◆ **Records provided**
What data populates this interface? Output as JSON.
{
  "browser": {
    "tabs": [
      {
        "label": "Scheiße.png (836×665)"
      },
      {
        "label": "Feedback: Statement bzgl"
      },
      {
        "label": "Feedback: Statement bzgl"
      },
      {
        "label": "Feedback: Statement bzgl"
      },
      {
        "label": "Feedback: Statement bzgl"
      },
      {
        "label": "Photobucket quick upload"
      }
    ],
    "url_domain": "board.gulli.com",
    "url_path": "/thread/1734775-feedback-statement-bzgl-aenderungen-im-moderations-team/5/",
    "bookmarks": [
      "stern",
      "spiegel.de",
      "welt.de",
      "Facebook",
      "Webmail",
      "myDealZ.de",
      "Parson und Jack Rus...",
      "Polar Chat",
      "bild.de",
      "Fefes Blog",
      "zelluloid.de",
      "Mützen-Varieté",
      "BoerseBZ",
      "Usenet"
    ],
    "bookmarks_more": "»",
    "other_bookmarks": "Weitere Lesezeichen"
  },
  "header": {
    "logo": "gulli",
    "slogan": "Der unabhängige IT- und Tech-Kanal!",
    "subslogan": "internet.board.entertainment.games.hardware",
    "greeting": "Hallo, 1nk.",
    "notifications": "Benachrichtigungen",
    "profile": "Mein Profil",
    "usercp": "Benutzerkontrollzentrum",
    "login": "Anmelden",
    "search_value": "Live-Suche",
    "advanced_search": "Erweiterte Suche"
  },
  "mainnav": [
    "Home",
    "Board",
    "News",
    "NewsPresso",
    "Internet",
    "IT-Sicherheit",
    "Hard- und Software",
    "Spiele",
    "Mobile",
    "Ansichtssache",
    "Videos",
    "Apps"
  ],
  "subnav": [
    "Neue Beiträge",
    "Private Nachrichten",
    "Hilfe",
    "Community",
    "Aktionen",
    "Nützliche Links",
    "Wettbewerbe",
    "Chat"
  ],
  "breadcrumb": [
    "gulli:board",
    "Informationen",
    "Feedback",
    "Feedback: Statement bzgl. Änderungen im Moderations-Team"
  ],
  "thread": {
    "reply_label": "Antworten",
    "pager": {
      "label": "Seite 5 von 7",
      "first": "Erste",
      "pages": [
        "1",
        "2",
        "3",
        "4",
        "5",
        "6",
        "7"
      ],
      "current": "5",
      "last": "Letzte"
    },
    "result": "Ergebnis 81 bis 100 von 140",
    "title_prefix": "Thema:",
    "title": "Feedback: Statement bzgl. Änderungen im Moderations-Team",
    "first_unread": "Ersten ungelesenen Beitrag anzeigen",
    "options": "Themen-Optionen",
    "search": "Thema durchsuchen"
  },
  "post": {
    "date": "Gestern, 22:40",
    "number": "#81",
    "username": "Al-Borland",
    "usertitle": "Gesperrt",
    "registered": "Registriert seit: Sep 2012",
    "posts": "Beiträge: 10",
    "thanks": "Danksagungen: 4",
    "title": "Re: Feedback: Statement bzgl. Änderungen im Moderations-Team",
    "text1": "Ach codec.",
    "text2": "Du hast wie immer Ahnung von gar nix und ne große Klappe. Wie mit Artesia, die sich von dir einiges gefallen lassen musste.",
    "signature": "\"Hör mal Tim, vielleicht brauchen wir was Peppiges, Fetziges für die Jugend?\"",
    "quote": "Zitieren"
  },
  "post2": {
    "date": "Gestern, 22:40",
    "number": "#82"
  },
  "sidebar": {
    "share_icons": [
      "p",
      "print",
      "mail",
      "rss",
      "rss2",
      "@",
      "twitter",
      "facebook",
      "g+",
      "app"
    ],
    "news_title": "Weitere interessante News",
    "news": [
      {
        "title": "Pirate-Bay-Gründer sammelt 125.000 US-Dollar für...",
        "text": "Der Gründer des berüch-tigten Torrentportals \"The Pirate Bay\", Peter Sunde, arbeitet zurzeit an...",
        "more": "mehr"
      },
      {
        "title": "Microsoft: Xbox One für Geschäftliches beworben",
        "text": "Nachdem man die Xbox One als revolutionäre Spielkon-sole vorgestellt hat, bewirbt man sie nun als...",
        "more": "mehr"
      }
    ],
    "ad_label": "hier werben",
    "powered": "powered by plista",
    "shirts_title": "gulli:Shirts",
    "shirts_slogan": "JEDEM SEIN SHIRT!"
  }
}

◆ **What you should do**
Find all lines where the word "Änderungen" appears. Copy them.

◆ **Result for this exercise**
    "Feedback: Statement bzgl. Änderungen im Moderations-Team"
    "title": "Feedback: Statement bzgl. Änderungen im Moderations-Team",
    "title": "Re: Feedback: Statement bzgl. Änderungen im Moderations-Team",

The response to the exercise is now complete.